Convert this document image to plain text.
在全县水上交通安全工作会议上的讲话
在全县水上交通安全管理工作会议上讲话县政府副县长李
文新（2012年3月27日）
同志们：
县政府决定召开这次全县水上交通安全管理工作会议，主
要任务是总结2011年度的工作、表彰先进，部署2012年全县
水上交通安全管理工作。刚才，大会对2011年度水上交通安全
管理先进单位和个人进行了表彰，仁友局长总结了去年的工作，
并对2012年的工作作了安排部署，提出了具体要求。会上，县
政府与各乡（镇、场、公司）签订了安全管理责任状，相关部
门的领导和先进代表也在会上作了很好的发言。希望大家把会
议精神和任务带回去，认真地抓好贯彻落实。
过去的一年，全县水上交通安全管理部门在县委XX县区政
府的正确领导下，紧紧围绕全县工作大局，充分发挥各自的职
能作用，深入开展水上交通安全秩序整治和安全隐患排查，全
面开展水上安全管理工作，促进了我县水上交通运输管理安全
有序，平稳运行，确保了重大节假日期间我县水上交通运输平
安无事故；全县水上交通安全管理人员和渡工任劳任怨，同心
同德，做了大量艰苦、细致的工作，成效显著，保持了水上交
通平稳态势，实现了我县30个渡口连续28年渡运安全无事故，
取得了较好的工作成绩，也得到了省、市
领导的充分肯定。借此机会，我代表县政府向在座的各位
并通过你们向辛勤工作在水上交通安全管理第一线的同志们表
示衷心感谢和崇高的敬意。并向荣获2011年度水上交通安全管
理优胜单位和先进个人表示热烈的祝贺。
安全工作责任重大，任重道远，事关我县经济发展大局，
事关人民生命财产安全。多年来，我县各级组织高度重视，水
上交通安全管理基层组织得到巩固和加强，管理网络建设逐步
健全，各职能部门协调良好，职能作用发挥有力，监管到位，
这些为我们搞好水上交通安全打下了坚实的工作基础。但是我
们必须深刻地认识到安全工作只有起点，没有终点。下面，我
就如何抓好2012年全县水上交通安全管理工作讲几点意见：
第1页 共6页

...

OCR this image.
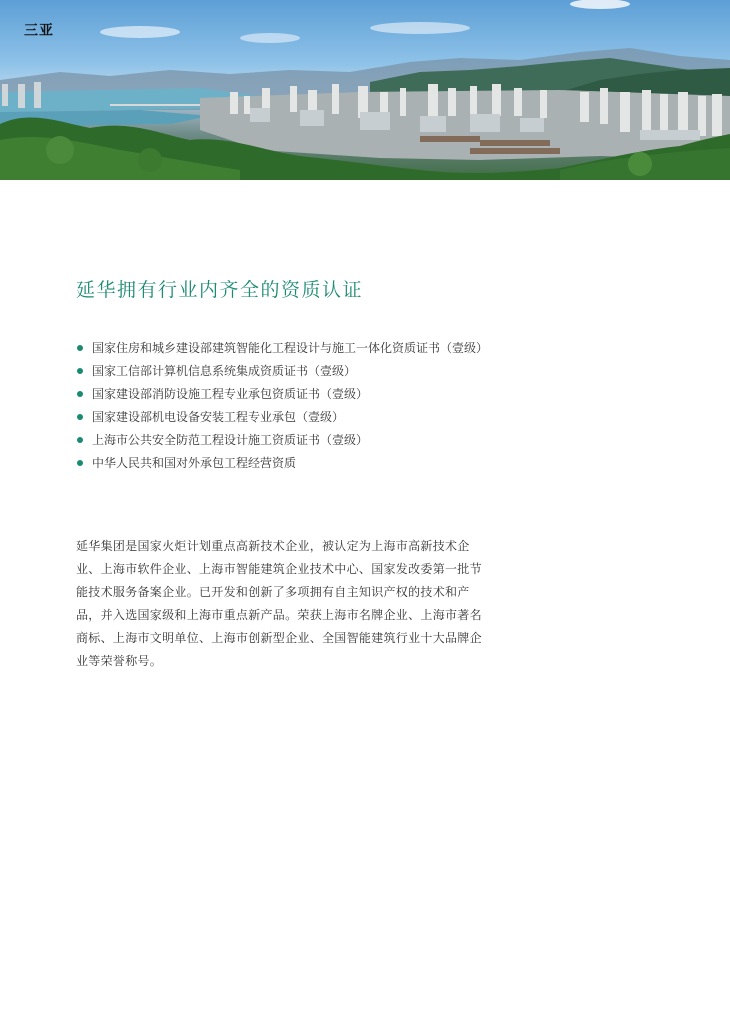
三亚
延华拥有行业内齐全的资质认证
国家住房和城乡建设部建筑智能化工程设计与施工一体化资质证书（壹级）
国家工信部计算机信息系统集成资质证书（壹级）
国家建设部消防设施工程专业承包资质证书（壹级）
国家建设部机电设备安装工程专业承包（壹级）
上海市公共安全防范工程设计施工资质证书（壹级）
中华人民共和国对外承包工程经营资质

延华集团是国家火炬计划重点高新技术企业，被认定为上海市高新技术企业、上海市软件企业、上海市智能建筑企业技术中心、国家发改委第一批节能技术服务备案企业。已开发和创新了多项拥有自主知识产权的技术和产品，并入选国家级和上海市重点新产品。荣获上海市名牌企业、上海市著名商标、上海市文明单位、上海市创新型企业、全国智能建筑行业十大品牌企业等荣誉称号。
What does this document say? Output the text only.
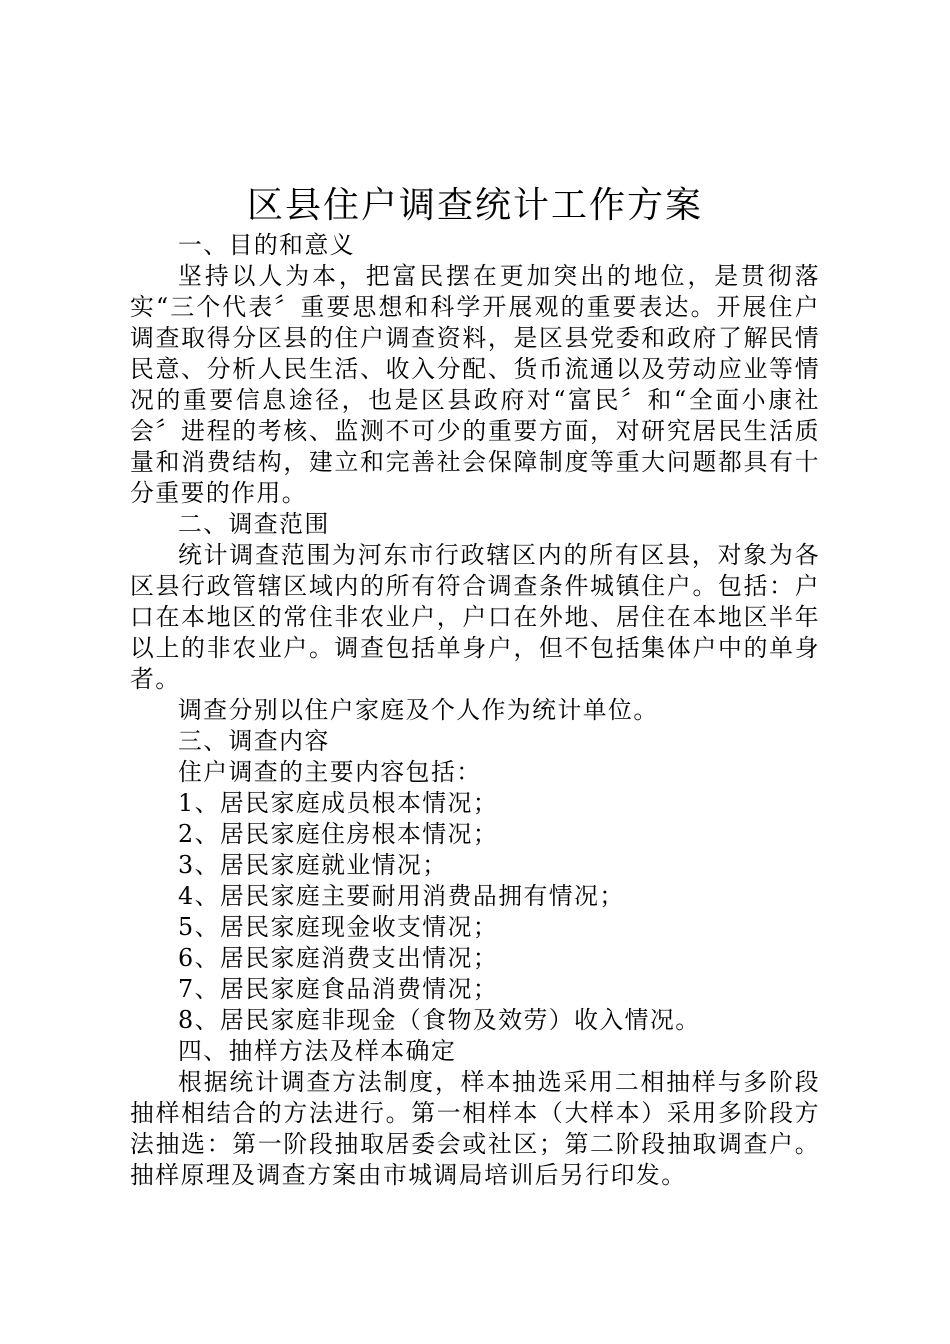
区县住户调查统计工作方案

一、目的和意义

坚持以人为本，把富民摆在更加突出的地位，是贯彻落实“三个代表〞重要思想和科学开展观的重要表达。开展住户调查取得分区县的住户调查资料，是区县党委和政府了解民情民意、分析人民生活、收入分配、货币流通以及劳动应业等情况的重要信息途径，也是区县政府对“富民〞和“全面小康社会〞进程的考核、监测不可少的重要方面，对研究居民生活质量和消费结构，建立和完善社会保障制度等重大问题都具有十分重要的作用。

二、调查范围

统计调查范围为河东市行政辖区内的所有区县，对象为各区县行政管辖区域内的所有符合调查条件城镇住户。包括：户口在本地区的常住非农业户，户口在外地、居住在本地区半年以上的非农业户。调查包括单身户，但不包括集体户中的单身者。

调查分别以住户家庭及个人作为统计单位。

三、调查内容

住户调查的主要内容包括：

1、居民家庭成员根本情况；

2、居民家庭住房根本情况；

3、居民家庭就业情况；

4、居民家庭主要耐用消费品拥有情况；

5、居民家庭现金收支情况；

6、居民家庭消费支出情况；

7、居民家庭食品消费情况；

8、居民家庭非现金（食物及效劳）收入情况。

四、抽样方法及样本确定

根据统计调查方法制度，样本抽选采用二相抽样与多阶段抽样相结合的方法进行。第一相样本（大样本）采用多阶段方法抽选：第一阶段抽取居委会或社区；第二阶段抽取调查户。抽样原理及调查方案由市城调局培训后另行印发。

# Set problem:
Each line in the entries above that includes the string "document" should be extracted.

# Correct output:
Convert this document image to plain text.
What does this document say? Output the text only.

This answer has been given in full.